Set task
Transcribe the records below exactly as they appear.

(begin)

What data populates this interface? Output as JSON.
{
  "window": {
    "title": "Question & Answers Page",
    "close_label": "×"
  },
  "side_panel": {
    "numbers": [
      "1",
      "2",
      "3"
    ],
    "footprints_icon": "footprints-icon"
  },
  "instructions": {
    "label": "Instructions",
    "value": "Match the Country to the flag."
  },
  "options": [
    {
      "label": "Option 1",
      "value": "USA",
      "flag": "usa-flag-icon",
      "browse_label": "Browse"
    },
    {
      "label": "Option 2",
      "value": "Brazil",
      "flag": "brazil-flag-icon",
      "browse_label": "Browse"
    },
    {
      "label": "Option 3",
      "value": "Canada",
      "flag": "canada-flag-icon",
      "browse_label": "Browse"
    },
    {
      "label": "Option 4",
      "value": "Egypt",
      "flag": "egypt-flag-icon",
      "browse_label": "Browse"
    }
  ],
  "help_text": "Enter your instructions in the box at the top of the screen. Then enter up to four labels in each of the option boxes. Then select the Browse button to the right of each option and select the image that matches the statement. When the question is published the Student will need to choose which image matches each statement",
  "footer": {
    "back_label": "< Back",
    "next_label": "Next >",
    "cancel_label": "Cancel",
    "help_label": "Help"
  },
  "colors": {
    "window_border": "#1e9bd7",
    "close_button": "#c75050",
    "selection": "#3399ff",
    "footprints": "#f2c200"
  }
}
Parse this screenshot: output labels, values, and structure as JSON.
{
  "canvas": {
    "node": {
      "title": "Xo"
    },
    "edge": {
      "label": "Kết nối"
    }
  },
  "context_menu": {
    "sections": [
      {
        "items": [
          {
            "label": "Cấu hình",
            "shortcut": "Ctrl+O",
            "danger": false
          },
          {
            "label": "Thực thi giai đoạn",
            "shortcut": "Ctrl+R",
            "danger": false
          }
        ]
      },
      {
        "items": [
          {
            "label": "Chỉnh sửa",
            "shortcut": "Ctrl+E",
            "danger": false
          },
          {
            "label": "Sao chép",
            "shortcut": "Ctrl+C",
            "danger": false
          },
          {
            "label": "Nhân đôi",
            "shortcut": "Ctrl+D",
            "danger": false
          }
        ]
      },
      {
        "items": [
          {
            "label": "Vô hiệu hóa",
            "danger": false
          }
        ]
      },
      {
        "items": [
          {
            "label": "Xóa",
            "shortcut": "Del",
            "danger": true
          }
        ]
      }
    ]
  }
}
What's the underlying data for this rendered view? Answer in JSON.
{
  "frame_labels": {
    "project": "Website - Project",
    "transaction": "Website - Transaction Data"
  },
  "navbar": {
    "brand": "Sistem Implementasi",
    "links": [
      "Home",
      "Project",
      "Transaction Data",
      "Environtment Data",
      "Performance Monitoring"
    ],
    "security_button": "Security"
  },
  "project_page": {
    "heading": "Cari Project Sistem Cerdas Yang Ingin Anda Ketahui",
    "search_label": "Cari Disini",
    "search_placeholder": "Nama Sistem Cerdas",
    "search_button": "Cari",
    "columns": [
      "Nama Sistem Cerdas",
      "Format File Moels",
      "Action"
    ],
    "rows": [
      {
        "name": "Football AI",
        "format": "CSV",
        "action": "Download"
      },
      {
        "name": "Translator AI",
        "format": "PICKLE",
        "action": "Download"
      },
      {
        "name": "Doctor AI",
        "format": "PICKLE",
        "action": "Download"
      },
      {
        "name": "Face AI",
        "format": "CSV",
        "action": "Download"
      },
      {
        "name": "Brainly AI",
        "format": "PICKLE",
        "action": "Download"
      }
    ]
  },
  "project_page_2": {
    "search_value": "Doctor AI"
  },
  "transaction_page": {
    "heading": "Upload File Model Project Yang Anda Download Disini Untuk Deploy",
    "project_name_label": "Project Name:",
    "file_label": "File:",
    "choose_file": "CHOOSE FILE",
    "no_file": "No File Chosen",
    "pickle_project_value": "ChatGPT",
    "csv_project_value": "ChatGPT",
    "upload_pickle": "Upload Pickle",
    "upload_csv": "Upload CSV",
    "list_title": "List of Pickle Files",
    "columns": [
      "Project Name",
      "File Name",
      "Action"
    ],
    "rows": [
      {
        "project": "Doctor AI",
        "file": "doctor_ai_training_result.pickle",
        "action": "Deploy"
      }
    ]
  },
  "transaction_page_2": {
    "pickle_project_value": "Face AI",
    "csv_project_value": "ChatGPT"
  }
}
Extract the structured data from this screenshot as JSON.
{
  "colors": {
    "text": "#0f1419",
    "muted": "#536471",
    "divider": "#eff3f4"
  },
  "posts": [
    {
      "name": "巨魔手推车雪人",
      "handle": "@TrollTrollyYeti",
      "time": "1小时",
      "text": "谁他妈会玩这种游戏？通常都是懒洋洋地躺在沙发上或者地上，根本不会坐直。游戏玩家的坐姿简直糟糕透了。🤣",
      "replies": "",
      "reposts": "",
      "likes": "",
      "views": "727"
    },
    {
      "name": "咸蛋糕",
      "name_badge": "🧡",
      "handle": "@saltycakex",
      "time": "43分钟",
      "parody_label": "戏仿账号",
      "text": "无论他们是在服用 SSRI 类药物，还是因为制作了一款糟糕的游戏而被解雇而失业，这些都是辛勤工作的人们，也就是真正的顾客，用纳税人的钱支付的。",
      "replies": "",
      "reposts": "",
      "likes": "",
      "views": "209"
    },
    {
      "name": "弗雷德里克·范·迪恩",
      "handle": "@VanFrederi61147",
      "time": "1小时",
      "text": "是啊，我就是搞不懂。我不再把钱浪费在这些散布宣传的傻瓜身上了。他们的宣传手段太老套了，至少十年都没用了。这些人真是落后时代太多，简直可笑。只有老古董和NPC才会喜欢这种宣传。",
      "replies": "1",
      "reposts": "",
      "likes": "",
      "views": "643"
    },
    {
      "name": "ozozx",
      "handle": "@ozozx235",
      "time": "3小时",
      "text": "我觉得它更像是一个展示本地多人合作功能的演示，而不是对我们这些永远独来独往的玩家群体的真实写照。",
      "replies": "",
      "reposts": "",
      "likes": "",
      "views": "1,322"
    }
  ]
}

(end)

In response
What data populates this interface? Output as JSON.
{
  "window": {
    "title": "Question & Answers Page",
    "close_label": "×"
  },
  "side_panel": {
    "numbers": [
      "1",
      "2",
      "3"
    ],
    "footprints_icon": "footprints-icon"
  },
  "instructions": {
    "label": "Instructions",
    "value": "Match the Country to the flag."
  },
  "options": [
    {
      "label": "Option 1",
      "value": "USA",
      "flag": "usa-flag-icon",
      "browse_label": "Browse"
    },
    {
      "label": "Option 2",
      "value": "Brazil",
      "flag": "brazil-flag-icon",
      "browse_label": "Browse"
    },
    {
      "label": "Option 3",
      "value": "Canada",
      "flag": "canada-flag-icon",
      "browse_label": "Browse"
    },
    {
      "label": "Option 4",
      "value": "Egypt",
      "flag": "egypt-flag-icon",
      "browse_label": "Browse"
    }
  ],
  "help_text": "Enter your instructions in the box at the top of the screen. Then enter up to four labels in each of the option boxes. Then select the Browse button to the right of each option and select the image that matches the statement. When the question is published the Student will need to choose which image matches each statement",
  "footer": {
    "back_label": "< Back",
    "next_label": "Next >",
    "cancel_label": "Cancel",
    "help_label": "Help"
  },
  "colors": {
    "window_border": "#1e9bd7",
    "close_button": "#c75050",
    "selection": "#3399ff",
    "footprints": "#f2c200"
  }
}
Parse this screenshot: output labels, values, and structure as JSON.
{
  "canvas": {
    "node": {
      "title": "Xo"
    },
    "edge": {
      "label": "Kết nối"
    }
  },
  "context_menu": {
    "sections": [
      {
        "items": [
          {
            "label": "Cấu hình",
            "shortcut": "Ctrl+O",
            "danger": false
          },
          {
            "label": "Thực thi giai đoạn",
            "shortcut": "Ctrl+R",
            "danger": false
          }
        ]
      },
      {
        "items": [
          {
            "label": "Chỉnh sửa",
            "shortcut": "Ctrl+E",
            "danger": false
          },
          {
            "label": "Sao chép",
            "shortcut": "Ctrl+C",
            "danger": false
          },
          {
            "label": "Nhân đôi",
            "shortcut": "Ctrl+D",
            "danger": false
          }
        ]
      },
      {
        "items": [
          {
            "label": "Vô hiệu hóa",
            "danger": false
          }
        ]
      },
      {
        "items": [
          {
            "label": "Xóa",
            "shortcut": "Del",
            "danger": true
          }
        ]
      }
    ]
  }
}
What's the underlying data for this rendered view? Answer in JSON.
{
  "frame_labels": {
    "project": "Website - Project",
    "transaction": "Website - Transaction Data"
  },
  "navbar": {
    "brand": "Sistem Implementasi",
    "links": [
      "Home",
      "Project",
      "Transaction Data",
      "Environtment Data",
      "Performance Monitoring"
    ],
    "security_button": "Security"
  },
  "project_page": {
    "heading": "Cari Project Sistem Cerdas Yang Ingin Anda Ketahui",
    "search_label": "Cari Disini",
    "search_placeholder": "Nama Sistem Cerdas",
    "search_button": "Cari",
    "columns": [
      "Nama Sistem Cerdas",
      "Format File Moels",
      "Action"
    ],
    "rows": [
      {
        "name": "Football AI",
        "format": "CSV",
        "action": "Download"
      },
      {
        "name": "Translator AI",
        "format": "PICKLE",
        "action": "Download"
      },
      {
        "name": "Doctor AI",
        "format": "PICKLE",
        "action": "Download"
      },
      {
        "name": "Face AI",
        "format": "CSV",
        "action": "Download"
      },
      {
        "name": "Brainly AI",
        "format": "PICKLE",
        "action": "Download"
      }
    ]
  },
  "project_page_2": {
    "search_value": "Doctor AI"
  },
  "transaction_page": {
    "heading": "Upload File Model Project Yang Anda Download Disini Untuk Deploy",
    "project_name_label": "Project Name:",
    "file_label": "File:",
    "choose_file": "CHOOSE FILE",
    "no_file": "No File Chosen",
    "pickle_project_value": "ChatGPT",
    "csv_project_value": "ChatGPT",
    "upload_pickle": "Upload Pickle",
    "upload_csv": "Upload CSV",
    "list_title": "List of Pickle Files",
    "columns": [
      "Project Name",
      "File Name",
      "Action"
    ],
    "rows": [
      {
        "project": "Doctor AI",
        "file": "doctor_ai_training_result.pickle",
        "action": "Deploy"
      }
    ]
  },
  "transaction_page_2": {
    "pickle_project_value": "Face AI",
    "csv_project_value": "ChatGPT"
  }
}
Extract the structured data from this screenshot as JSON.
{
  "colors": {
    "text": "#0f1419",
    "muted": "#536471",
    "divider": "#eff3f4"
  },
  "posts": [
    {
      "name": "巨魔手推车雪人",
      "handle": "@TrollTrollyYeti",
      "time": "1小时",
      "text": "谁他妈会玩这种游戏？通常都是懒洋洋地躺在沙发上或者地上，根本不会坐直。游戏玩家的坐姿简直糟糕透了。🤣",
      "replies": "",
      "reposts": "",
      "likes": "",
      "views": "727"
    },
    {
      "name": "咸蛋糕",
      "name_badge": "🧡",
      "handle": "@saltycakex",
      "time": "43分钟",
      "parody_label": "戏仿账号",
      "text": "无论他们是在服用 SSRI 类药物，还是因为制作了一款糟糕的游戏而被解雇而失业，这些都是辛勤工作的人们，也就是真正的顾客，用纳税人的钱支付的。",
      "replies": "",
      "reposts": "",
      "likes": "",
      "views": "209"
    },
    {
      "name": "弗雷德里克·范·迪恩",
      "handle": "@VanFrederi61147",
      "time": "1小时",
      "text": "是啊，我就是搞不懂。我不再把钱浪费在这些散布宣传的傻瓜身上了。他们的宣传手段太老套了，至少十年都没用了。这些人真是落后时代太多，简直可笑。只有老古董和NPC才会喜欢这种宣传。",
      "replies": "1",
      "reposts": "",
      "likes": "",
      "views": "643"
    },
    {
      "name": "ozozx",
      "handle": "@ozozx235",
      "time": "3小时",
      "text": "我觉得它更像是一个展示本地多人合作功能的演示，而不是对我们这些永远独来独往的玩家群体的真实写照。",
      "replies": "",
      "reposts": "",
      "likes": "",
      "views": "1,322"
    }
  ]
}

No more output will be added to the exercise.